### Exercise task
Copy every line that holds "时评范文精读学习群".

==== Data provided

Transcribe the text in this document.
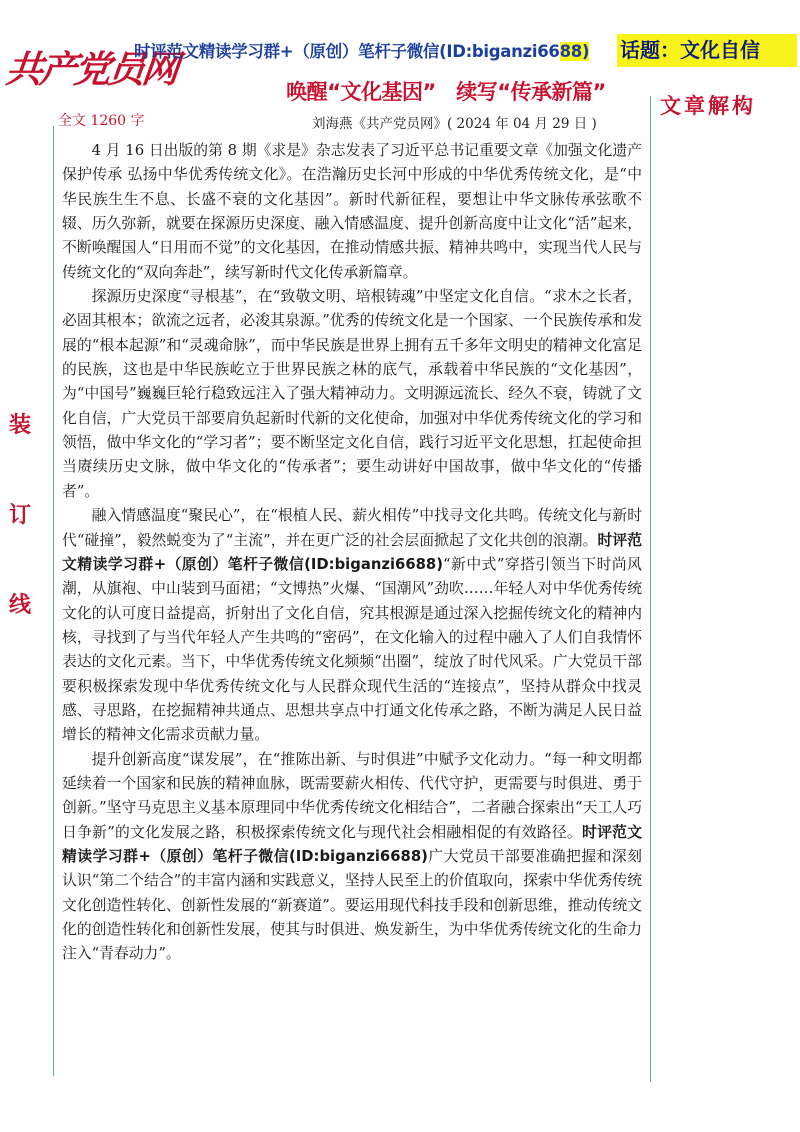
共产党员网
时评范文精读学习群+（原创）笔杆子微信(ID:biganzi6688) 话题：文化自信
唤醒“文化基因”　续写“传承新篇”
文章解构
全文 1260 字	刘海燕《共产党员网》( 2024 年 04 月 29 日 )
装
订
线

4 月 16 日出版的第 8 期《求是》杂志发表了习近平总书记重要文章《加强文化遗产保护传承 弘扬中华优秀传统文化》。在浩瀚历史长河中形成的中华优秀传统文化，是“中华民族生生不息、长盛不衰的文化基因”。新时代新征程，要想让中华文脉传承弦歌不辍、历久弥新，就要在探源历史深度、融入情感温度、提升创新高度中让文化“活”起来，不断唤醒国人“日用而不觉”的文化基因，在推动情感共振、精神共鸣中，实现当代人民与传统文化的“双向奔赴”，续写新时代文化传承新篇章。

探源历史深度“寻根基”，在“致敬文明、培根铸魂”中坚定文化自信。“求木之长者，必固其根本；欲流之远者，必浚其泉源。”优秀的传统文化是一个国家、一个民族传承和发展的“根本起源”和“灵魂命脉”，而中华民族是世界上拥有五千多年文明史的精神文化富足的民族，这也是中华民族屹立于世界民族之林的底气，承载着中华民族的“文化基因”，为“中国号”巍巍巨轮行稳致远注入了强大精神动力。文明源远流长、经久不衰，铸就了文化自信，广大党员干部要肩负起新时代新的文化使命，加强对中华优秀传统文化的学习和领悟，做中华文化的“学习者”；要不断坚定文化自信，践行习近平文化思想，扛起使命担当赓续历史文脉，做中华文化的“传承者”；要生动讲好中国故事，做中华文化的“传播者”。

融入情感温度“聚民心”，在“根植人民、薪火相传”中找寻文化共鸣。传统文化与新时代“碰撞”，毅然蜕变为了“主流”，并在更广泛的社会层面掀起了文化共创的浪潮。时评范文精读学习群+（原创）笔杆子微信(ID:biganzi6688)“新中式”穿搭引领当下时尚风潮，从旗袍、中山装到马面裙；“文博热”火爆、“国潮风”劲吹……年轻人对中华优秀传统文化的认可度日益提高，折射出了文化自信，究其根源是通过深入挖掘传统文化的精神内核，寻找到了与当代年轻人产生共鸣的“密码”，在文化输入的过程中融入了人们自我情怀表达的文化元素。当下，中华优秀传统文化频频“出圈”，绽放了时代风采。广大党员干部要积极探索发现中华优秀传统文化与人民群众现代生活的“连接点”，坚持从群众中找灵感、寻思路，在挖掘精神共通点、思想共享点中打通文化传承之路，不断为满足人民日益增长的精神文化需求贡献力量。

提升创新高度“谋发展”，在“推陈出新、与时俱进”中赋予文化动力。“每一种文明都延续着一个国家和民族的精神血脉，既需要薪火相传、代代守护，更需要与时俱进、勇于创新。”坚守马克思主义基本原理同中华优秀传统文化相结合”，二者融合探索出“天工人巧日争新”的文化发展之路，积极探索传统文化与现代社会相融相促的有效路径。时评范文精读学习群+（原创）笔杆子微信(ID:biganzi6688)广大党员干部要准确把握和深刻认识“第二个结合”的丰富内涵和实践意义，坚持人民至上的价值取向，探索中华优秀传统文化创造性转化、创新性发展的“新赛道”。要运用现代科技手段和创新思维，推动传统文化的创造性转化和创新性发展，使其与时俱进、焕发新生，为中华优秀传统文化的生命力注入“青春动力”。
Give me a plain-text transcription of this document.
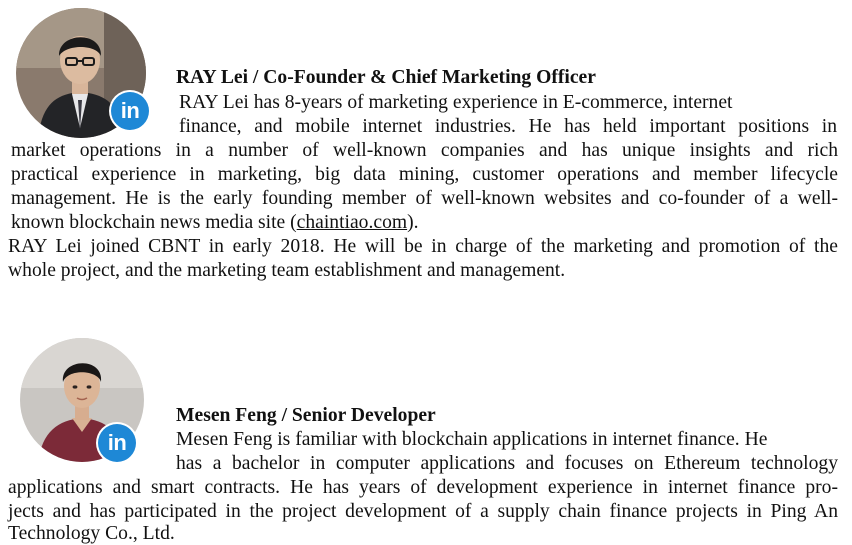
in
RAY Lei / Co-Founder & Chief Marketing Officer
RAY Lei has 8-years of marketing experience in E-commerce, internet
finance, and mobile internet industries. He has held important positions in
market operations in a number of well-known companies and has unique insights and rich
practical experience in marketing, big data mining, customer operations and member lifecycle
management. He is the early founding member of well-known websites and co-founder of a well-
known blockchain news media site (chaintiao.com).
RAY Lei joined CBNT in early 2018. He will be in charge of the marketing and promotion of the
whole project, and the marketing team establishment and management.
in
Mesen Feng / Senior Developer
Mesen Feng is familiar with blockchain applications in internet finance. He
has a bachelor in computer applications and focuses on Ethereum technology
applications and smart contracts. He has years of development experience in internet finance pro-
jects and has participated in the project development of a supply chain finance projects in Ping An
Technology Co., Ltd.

========

### Reply to the task
时评范文精读学习群+（原创）笔杆子微信(ID:biganzi6688) 话题：文化自信
融入情感温度“聚民心”，在“根植人民、薪火相传”中找寻文化共鸣。传统文化与新时代“碰撞”，毅然蜕变为了“主流”，并在更广泛的社会层面掀起了文化共创的浪潮。时评范文精读学习群+（原创）笔杆子微信(ID:biganzi6688)“新中式”穿搭引领当下时尚风潮，从旗袍、中山装到马面裙；“文博热”火爆、“国潮风”劲吹……年轻人对中华优秀传统文化的认可度日益提高，折射出了文化自信，究其根源是通过深入挖掘传统文化的精神内核，寻找到了与当代年轻人产生共鸣的“密码”，在文化输入的过程中融入了人们自我情怀表达的文化元素。当下，中华优秀传统文化频频“出圈”，绽放了时代风采。广大党员干部要积极探索发现中华优秀传统文化与人民群众现代生活的“连接点”，坚持从群众中找灵感、寻思路，在挖掘精神共通点、思想共享点中打通文化传承之路，不断为满足人民日益增长的精神文化需求贡献力量。
提升创新高度“谋发展”，在“推陈出新、与时俱进”中赋予文化动力。“每一种文明都延续着一个国家和民族的精神血脉，既需要薪火相传、代代守护，更需要与时俱进、勇于创新。”坚守马克思主义基本原理同中华优秀传统文化相结合”，二者融合探索出“天工人巧日争新”的文化发展之路，积极探索传统文化与现代社会相融相促的有效路径。时评范文精读学习群+（原创）笔杆子微信(ID:biganzi6688)广大党员干部要准确把握和深刻认识“第二个结合”的丰富内涵和实践意义，坚持人民至上的价值取向，探索中华优秀传统文化创造性转化、创新性发展的“新赛道”。要运用现代科技手段和创新思维，推动传统文化的创造性转化和创新性发展，使其与时俱进、焕发新生，为中华优秀传统文化的生命力注入“青春动力”。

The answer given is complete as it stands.